══ Records provided ══
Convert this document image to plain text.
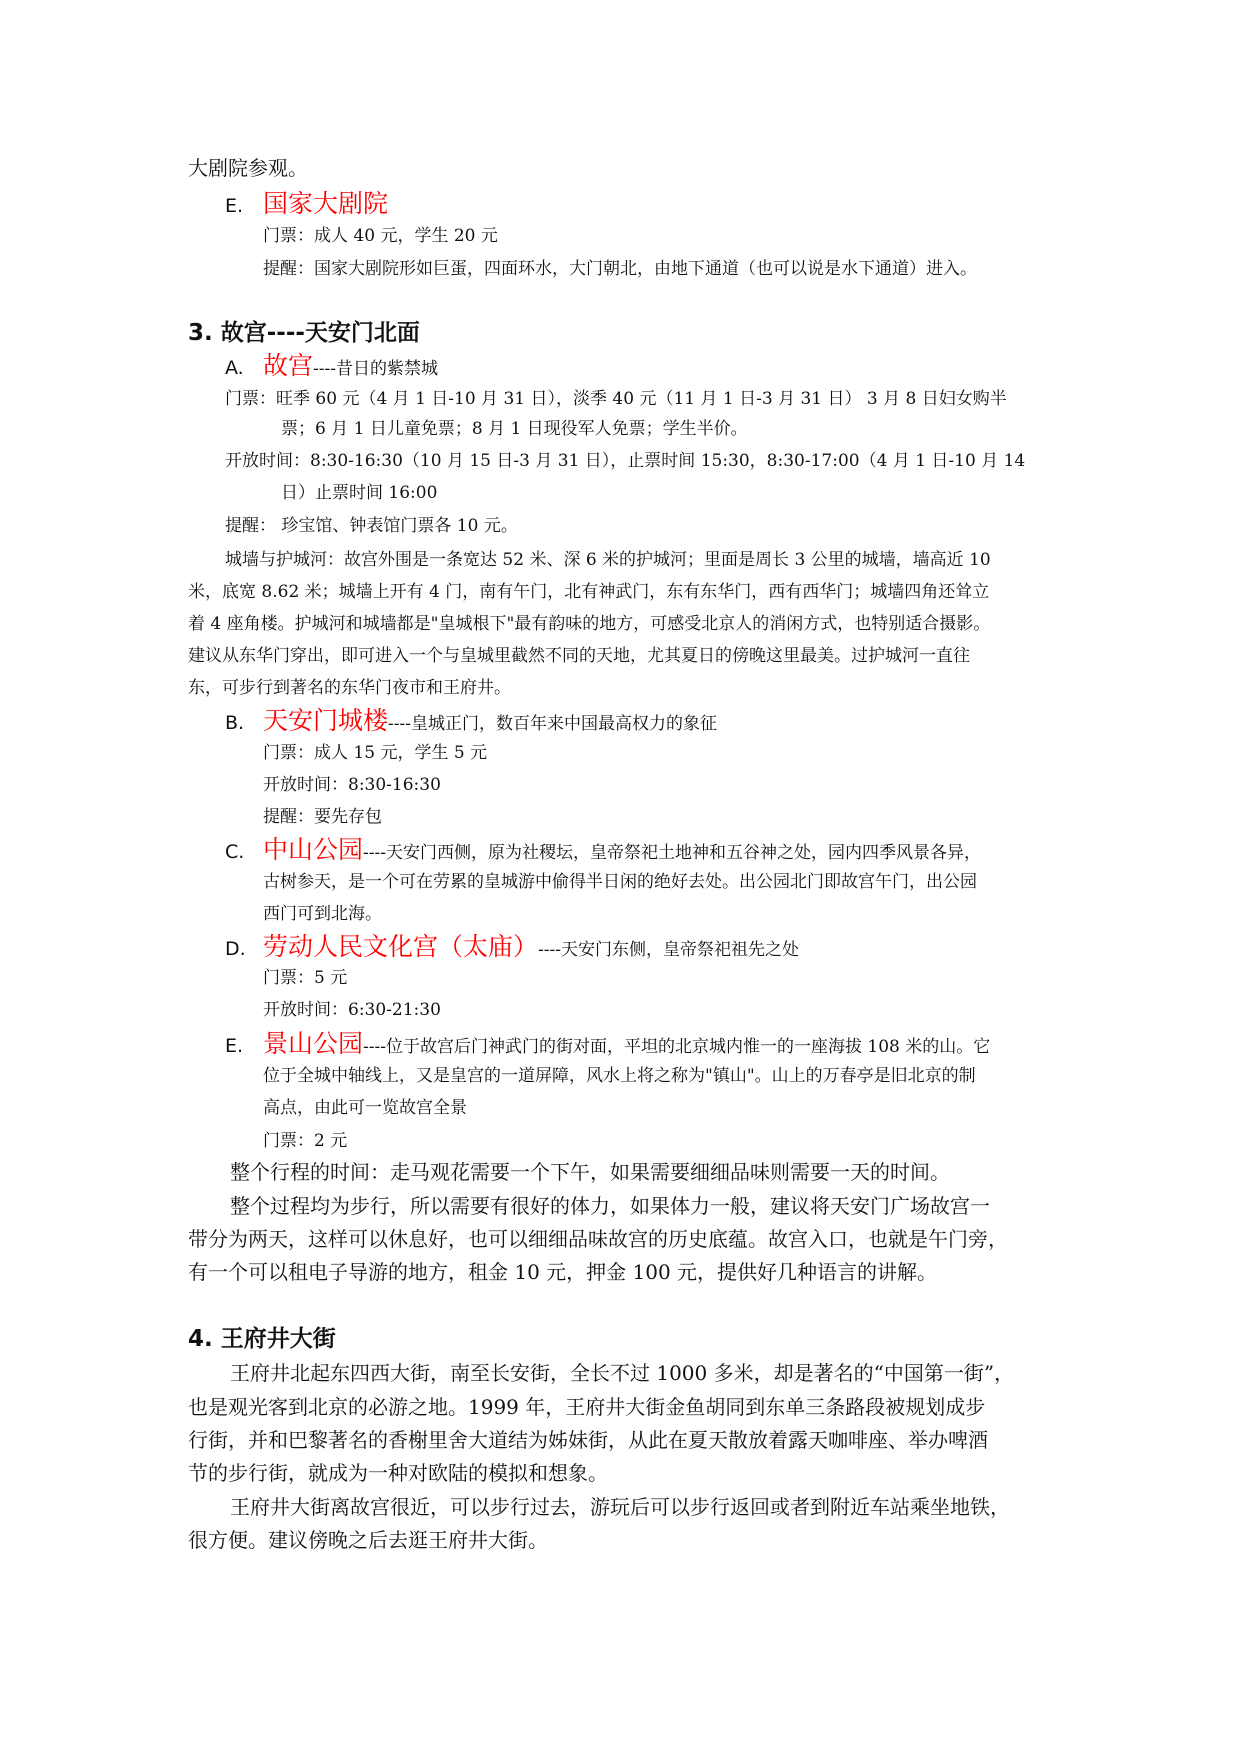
大剧院参观。
E. 国家大剧院
门票：成人 40 元，学生 20 元
提醒：国家大剧院形如巨蛋，四面环水，大门朝北，由地下通道（也可以说是水下通道）进入。
3. 故宫----天安门北面
A. 故宫----昔日的紫禁城
门票：旺季 60 元（4 月 1 日-10 月 31 日），淡季 40 元（11 月 1 日-3 月 31 日） 3 月 8 日妇女购半
票；6 月 1 日儿童免票；8 月 1 日现役军人免票；学生半价。
开放时间：8:30-16:30（10 月 15 日-3 月 31 日），止票时间 15:30，8:30-17:00（4 月 1 日-10 月 14
日）止票时间 16:00
提醒： 珍宝馆、钟表馆门票各 10 元。
城墙与护城河：故宫外围是一条宽达 52 米、深 6 米的护城河；里面是周长 3 公里的城墙，墙高近 10
米，底宽 8.62 米；城墙上开有 4 门，南有午门，北有神武门，东有东华门，西有西华门；城墙四角还耸立
着 4 座角楼。护城河和城墙都是"皇城根下"最有韵味的地方，可感受北京人的消闲方式，也特别适合摄影。
建议从东华门穿出，即可进入一个与皇城里截然不同的天地，尤其夏日的傍晚这里最美。过护城河一直往
东，可步行到著名的东华门夜市和王府井。
B. 天安门城楼----皇城正门，数百年来中国最高权力的象征
门票：成人 15 元，学生 5 元
开放时间：8:30-16:30
提醒：要先存包
C. 中山公园----天安门西侧，原为社稷坛，皇帝祭祀土地神和五谷神之处，园内四季风景各异，
古树参天，是一个可在劳累的皇城游中偷得半日闲的绝好去处。出公园北门即故宫午门，出公园
西门可到北海。
D. 劳动人民文化宫（太庙）----天安门东侧，皇帝祭祀祖先之处
门票：5 元
开放时间：6:30-21:30
E. 景山公园----位于故宫后门神武门的街对面，平坦的北京城内惟一的一座海拔 108 米的山。它
位于全城中轴线上，又是皇宫的一道屏障，风水上将之称为"镇山"。山上的万春亭是旧北京的制
高点，由此可一览故宫全景
门票：2 元
整个行程的时间：走马观花需要一个下午，如果需要细细品味则需要一天的时间。
整个过程均为步行，所以需要有很好的体力，如果体力一般，建议将天安门广场故宫一
带分为两天，这样可以休息好，也可以细细品味故宫的历史底蕴。故宫入口，也就是午门旁，
有一个可以租电子导游的地方，租金 10 元，押金 100 元，提供好几种语言的讲解。
4. 王府井大街
王府井北起东四西大街，南至长安街，全长不过 1000 多米，却是著名的“中国第一街”，
也是观光客到北京的必游之地。1999 年，王府井大街金鱼胡同到东单三条路段被规划成步
行街，并和巴黎著名的香榭里舍大道结为姊妹街，从此在夏天散放着露天咖啡座、举办啤酒
节的步行街，就成为一种对欧陆的模拟和想象。
王府井大街离故宫很近，可以步行过去，游玩后可以步行返回或者到附近车站乘坐地铁，
很方便。建议傍晚之后去逛王府井大街。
═══
> _Exercise goal_
Omit the pictures. Output every record above word for word.

> _Exercise response_
Convert this document image to plain text.
大剧院参观。
E. 国家大剧院
门票：成人 40 元，学生 20 元
提醒：国家大剧院形如巨蛋，四面环水，大门朝北，由地下通道（也可以说是水下通道）进入。
3. 故宫----天安门北面
A. 故宫----昔日的紫禁城
门票：旺季 60 元（4 月 1 日-10 月 31 日），淡季 40 元（11 月 1 日-3 月 31 日） 3 月 8 日妇女购半
票；6 月 1 日儿童免票；8 月 1 日现役军人免票；学生半价。
开放时间：8:30-16:30（10 月 15 日-3 月 31 日），止票时间 15:30，8:30-17:00（4 月 1 日-10 月 14
日）止票时间 16:00
提醒： 珍宝馆、钟表馆门票各 10 元。
城墙与护城河：故宫外围是一条宽达 52 米、深 6 米的护城河；里面是周长 3 公里的城墙，墙高近 10
米，底宽 8.62 米；城墙上开有 4 门，南有午门，北有神武门，东有东华门，西有西华门；城墙四角还耸立
着 4 座角楼。护城河和城墙都是"皇城根下"最有韵味的地方，可感受北京人的消闲方式，也特别适合摄影。
建议从东华门穿出，即可进入一个与皇城里截然不同的天地，尤其夏日的傍晚这里最美。过护城河一直往
东，可步行到著名的东华门夜市和王府井。
B. 天安门城楼----皇城正门，数百年来中国最高权力的象征
门票：成人 15 元，学生 5 元
开放时间：8:30-16:30
提醒：要先存包
C. 中山公园----天安门西侧，原为社稷坛，皇帝祭祀土地神和五谷神之处，园内四季风景各异，
古树参天，是一个可在劳累的皇城游中偷得半日闲的绝好去处。出公园北门即故宫午门，出公园
西门可到北海。
D. 劳动人民文化宫（太庙）----天安门东侧，皇帝祭祀祖先之处
门票：5 元
开放时间：6:30-21:30
E. 景山公园----位于故宫后门神武门的街对面，平坦的北京城内惟一的一座海拔 108 米的山。它
位于全城中轴线上，又是皇宫的一道屏障，风水上将之称为"镇山"。山上的万春亭是旧北京的制
高点，由此可一览故宫全景
门票：2 元
整个行程的时间：走马观花需要一个下午，如果需要细细品味则需要一天的时间。
整个过程均为步行，所以需要有很好的体力，如果体力一般，建议将天安门广场故宫一
带分为两天，这样可以休息好，也可以细细品味故宫的历史底蕴。故宫入口，也就是午门旁，
有一个可以租电子导游的地方，租金 10 元，押金 100 元，提供好几种语言的讲解。
4. 王府井大街
王府井北起东四西大街，南至长安街，全长不过 1000 多米，却是著名的“中国第一街”，
也是观光客到北京的必游之地。1999 年，王府井大街金鱼胡同到东单三条路段被规划成步
行街，并和巴黎著名的香榭里舍大道结为姊妹街，从此在夏天散放着露天咖啡座、举办啤酒
节的步行街，就成为一种对欧陆的模拟和想象。
王府井大街离故宫很近，可以步行过去，游玩后可以步行返回或者到附近车站乘坐地铁，
很方便。建议傍晚之后去逛王府井大街。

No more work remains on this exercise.